• EXERCISE DESCRIPTION: The records should be repeated word for word, pictures excluded.

• EXTRACTED DATA:
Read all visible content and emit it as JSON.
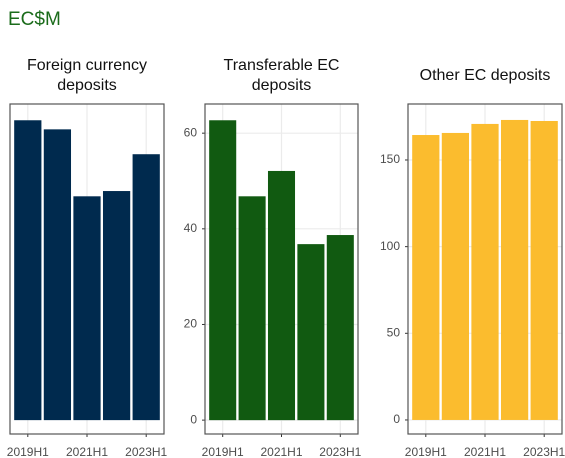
{
  "title": "EC$M",
  "chart_data": [
    {
      "type": "bar",
      "title": [
        "Foreign currency",
        "deposits"
      ],
      "categories": [
        "2019H1",
        null,
        "2021H1",
        null,
        "2023H1"
      ],
      "values": [
        62.7,
        60.8,
        46.8,
        47.9,
        55.6
      ],
      "color": "#002a4e",
      "ylim": [
        -2.9,
        66.1
      ],
      "yticks": [],
      "grid": true
    },
    {
      "type": "bar",
      "title": [
        "Transferable EC",
        "deposits"
      ],
      "categories": [
        "2019H1",
        null,
        "2021H1",
        null,
        "2023H1"
      ],
      "values": [
        62.7,
        46.8,
        52.1,
        36.8,
        38.7
      ],
      "color": "#115a11",
      "ylim": [
        -2.9,
        66.1
      ],
      "yticks": [
        0,
        20,
        40,
        60
      ],
      "grid": true
    },
    {
      "type": "bar",
      "title": [
        "Other EC deposits"
      ],
      "categories": [
        "2019H1",
        null,
        "2021H1",
        null,
        "2023H1"
      ],
      "values": [
        164.4,
        165.6,
        170.8,
        173.1,
        172.5
      ],
      "color": "#fbbc2e",
      "ylim": [
        -8.1,
        182.3
      ],
      "yticks": [
        0,
        50,
        100,
        150
      ],
      "grid": true
    }
  ]
}
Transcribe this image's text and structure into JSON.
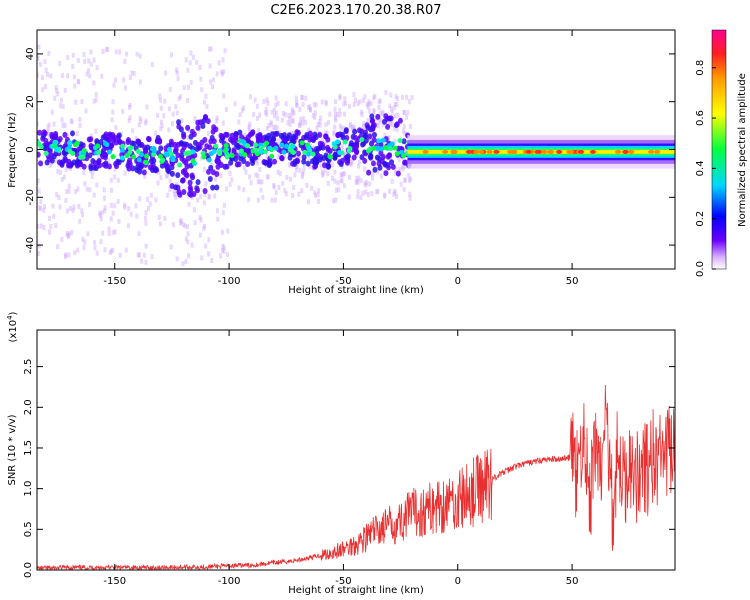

• SOLUTION:
Read all visible content and emit it as JSON.
{
  "title": "EC$M",
  "chart_data": [
    {
      "type": "bar",
      "title": [
        "Foreign currency",
        "deposits"
      ],
      "categories": [
        "2019H1",
        null,
        "2021H1",
        null,
        "2023H1"
      ],
      "values": [
        62.7,
        60.8,
        46.8,
        47.9,
        55.6
      ],
      "color": "#002a4e",
      "ylim": [
        -2.9,
        66.1
      ],
      "yticks": [],
      "grid": true
    },
    {
      "type": "bar",
      "title": [
        "Transferable EC",
        "deposits"
      ],
      "categories": [
        "2019H1",
        null,
        "2021H1",
        null,
        "2023H1"
      ],
      "values": [
        62.7,
        46.8,
        52.1,
        36.8,
        38.7
      ],
      "color": "#115a11",
      "ylim": [
        -2.9,
        66.1
      ],
      "yticks": [
        0,
        20,
        40,
        60
      ],
      "grid": true
    },
    {
      "type": "bar",
      "title": [
        "Other EC deposits"
      ],
      "categories": [
        "2019H1",
        null,
        "2021H1",
        null,
        "2023H1"
      ],
      "values": [
        164.4,
        165.6,
        170.8,
        173.1,
        172.5
      ],
      "color": "#fbbc2e",
      "ylim": [
        -8.1,
        182.3
      ],
      "yticks": [
        0,
        50,
        100,
        150
      ],
      "grid": true
    }
  ]
}
Transcribe this image's text and structure into JSON.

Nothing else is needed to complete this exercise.